- Goal:
Write out the data again exactly, skipping every picture.

- Given data:
* Start *

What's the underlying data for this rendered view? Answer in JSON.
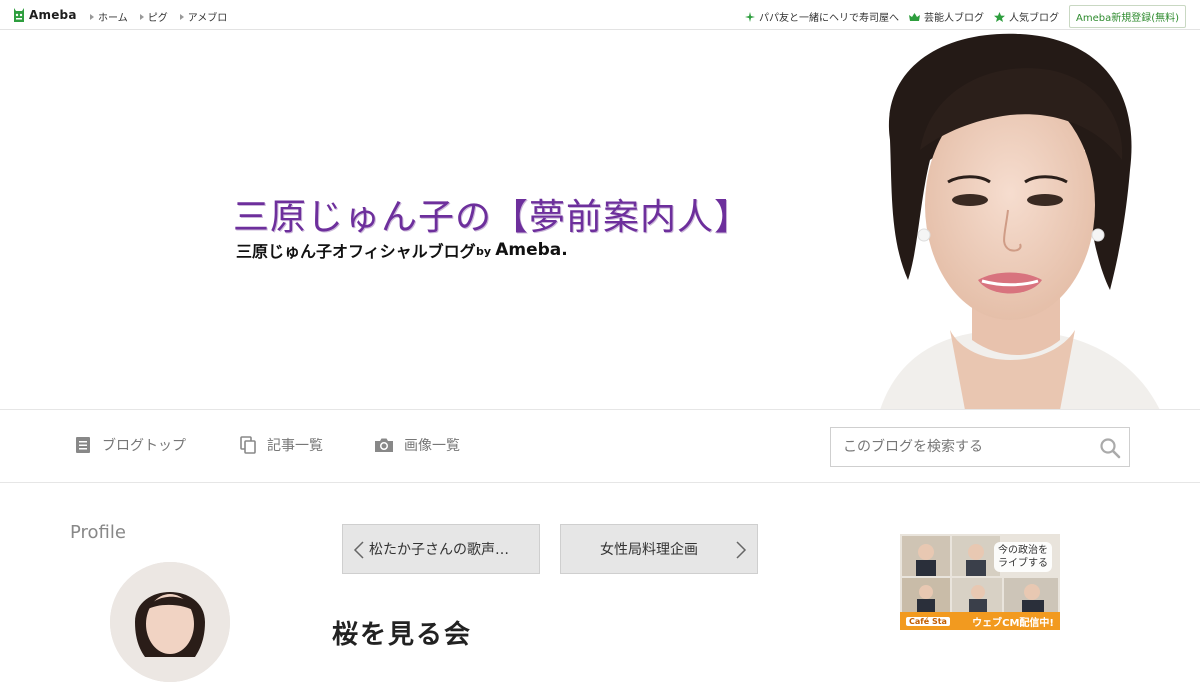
{
  "topbar": {
    "logo_text": "Ameba",
    "nav": [
      {
        "label": "ホーム"
      },
      {
        "label": "ピグ"
      },
      {
        "label": "アメブロ"
      }
    ],
    "right_links": [
      {
        "label": "パパ友と一緒にヘリで寿司屋へ",
        "icon": "sparkle-icon"
      },
      {
        "label": "芸能人ブログ",
        "icon": "crown-icon"
      },
      {
        "label": "人気ブログ",
        "icon": "star-icon"
      }
    ],
    "register_label": "Ameba新規登録(無料)"
  },
  "banner": {
    "title": "三原じゅん子の【夢前案内人】",
    "subtitle": "三原じゅん子オフィシャルブログ",
    "by": "by",
    "brand": "Ameba."
  },
  "blognav": {
    "items": [
      {
        "label": "ブログトップ",
        "icon": "document-icon"
      },
      {
        "label": "記事一覧",
        "icon": "copy-icon"
      },
      {
        "label": "画像一覧",
        "icon": "camera-icon"
      }
    ],
    "search_placeholder": "このブログを検索する"
  },
  "sidebar": {
    "profile_heading": "Profile"
  },
  "article": {
    "prev_label": "松たか子さんの歌声…",
    "next_label": "女性局料理企画",
    "title": "桜を見る会"
  },
  "ad": {
    "caption_line1": "今の政治を",
    "caption_line2": "ライブする",
    "brand": "Café Sta",
    "bar_text": "ウェブCM配信中!"
  },
  "colors": {
    "title_purple": "#6d2f9c",
    "ameba_green": "#2e8b2e",
    "ad_orange": "#f29a1f"
  }
}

* End *

- Task result:
What's the underlying data for this rendered view? Answer in JSON.
{
  "topbar": {
    "logo_text": "Ameba",
    "nav": [
      {
        "label": "ホーム"
      },
      {
        "label": "ピグ"
      },
      {
        "label": "アメブロ"
      }
    ],
    "right_links": [
      {
        "label": "パパ友と一緒にヘリで寿司屋へ",
        "icon": "sparkle-icon"
      },
      {
        "label": "芸能人ブログ",
        "icon": "crown-icon"
      },
      {
        "label": "人気ブログ",
        "icon": "star-icon"
      }
    ],
    "register_label": "Ameba新規登録(無料)"
  },
  "banner": {
    "title": "三原じゅん子の【夢前案内人】",
    "subtitle": "三原じゅん子オフィシャルブログ",
    "by": "by",
    "brand": "Ameba."
  },
  "blognav": {
    "items": [
      {
        "label": "ブログトップ",
        "icon": "document-icon"
      },
      {
        "label": "記事一覧",
        "icon": "copy-icon"
      },
      {
        "label": "画像一覧",
        "icon": "camera-icon"
      }
    ],
    "search_placeholder": "このブログを検索する"
  },
  "sidebar": {
    "profile_heading": "Profile"
  },
  "article": {
    "prev_label": "松たか子さんの歌声…",
    "next_label": "女性局料理企画",
    "title": "桜を見る会"
  },
  "ad": {
    "caption_line1": "今の政治を",
    "caption_line2": "ライブする",
    "brand": "Café Sta",
    "bar_text": "ウェブCM配信中!"
  },
  "colors": {
    "title_purple": "#6d2f9c",
    "ameba_green": "#2e8b2e",
    "ad_orange": "#f29a1f"
  }
}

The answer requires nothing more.